**WHAT YOU ARE ASKED TO DO:** Each entry needs to be restated exactly as written.

**DATA EXCERPTS:**
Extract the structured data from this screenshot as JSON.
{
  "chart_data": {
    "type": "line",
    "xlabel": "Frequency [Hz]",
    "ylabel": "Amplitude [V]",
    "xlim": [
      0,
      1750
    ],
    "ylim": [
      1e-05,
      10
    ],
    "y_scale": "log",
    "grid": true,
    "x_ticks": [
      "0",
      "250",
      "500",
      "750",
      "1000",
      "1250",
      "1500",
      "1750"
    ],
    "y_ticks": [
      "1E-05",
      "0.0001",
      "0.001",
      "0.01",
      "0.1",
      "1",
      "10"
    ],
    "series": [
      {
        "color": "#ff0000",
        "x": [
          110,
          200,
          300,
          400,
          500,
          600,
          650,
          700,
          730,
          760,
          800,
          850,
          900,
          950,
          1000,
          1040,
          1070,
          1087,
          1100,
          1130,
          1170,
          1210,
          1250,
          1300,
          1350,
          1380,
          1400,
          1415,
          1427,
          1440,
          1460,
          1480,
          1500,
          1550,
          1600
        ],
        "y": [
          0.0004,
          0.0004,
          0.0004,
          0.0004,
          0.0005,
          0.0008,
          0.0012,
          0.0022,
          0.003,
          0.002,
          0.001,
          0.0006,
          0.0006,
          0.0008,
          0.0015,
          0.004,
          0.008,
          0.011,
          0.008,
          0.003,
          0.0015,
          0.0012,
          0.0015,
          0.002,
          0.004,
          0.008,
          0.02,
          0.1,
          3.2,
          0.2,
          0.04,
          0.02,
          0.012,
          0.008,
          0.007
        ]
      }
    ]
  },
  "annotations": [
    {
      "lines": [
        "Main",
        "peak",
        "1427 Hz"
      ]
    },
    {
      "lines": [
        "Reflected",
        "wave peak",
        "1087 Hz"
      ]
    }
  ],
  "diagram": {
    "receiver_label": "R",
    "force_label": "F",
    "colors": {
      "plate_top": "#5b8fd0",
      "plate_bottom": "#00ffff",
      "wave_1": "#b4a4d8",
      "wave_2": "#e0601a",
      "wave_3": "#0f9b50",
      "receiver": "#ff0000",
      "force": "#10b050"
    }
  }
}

**RESULT OF THE EXERCISE:**
Extract the structured data from this screenshot as JSON.
{
  "chart_data": {
    "type": "line",
    "xlabel": "Frequency [Hz]",
    "ylabel": "Amplitude [V]",
    "xlim": [
      0,
      1750
    ],
    "ylim": [
      1e-05,
      10
    ],
    "y_scale": "log",
    "grid": true,
    "x_ticks": [
      "0",
      "250",
      "500",
      "750",
      "1000",
      "1250",
      "1500",
      "1750"
    ],
    "y_ticks": [
      "1E-05",
      "0.0001",
      "0.001",
      "0.01",
      "0.1",
      "1",
      "10"
    ],
    "series": [
      {
        "color": "#ff0000",
        "x": [
          110,
          200,
          300,
          400,
          500,
          600,
          650,
          700,
          730,
          760,
          800,
          850,
          900,
          950,
          1000,
          1040,
          1070,
          1087,
          1100,
          1130,
          1170,
          1210,
          1250,
          1300,
          1350,
          1380,
          1400,
          1415,
          1427,
          1440,
          1460,
          1480,
          1500,
          1550,
          1600
        ],
        "y": [
          0.0004,
          0.0004,
          0.0004,
          0.0004,
          0.0005,
          0.0008,
          0.0012,
          0.0022,
          0.003,
          0.002,
          0.001,
          0.0006,
          0.0006,
          0.0008,
          0.0015,
          0.004,
          0.008,
          0.011,
          0.008,
          0.003,
          0.0015,
          0.0012,
          0.0015,
          0.002,
          0.004,
          0.008,
          0.02,
          0.1,
          3.2,
          0.2,
          0.04,
          0.02,
          0.012,
          0.008,
          0.007
        ]
      }
    ]
  },
  "annotations": [
    {
      "lines": [
        "Main",
        "peak",
        "1427 Hz"
      ]
    },
    {
      "lines": [
        "Reflected",
        "wave peak",
        "1087 Hz"
      ]
    }
  ],
  "diagram": {
    "receiver_label": "R",
    "force_label": "F",
    "colors": {
      "plate_top": "#5b8fd0",
      "plate_bottom": "#00ffff",
      "wave_1": "#b4a4d8",
      "wave_2": "#e0601a",
      "wave_3": "#0f9b50",
      "receiver": "#ff0000",
      "force": "#10b050"
    }
  }
}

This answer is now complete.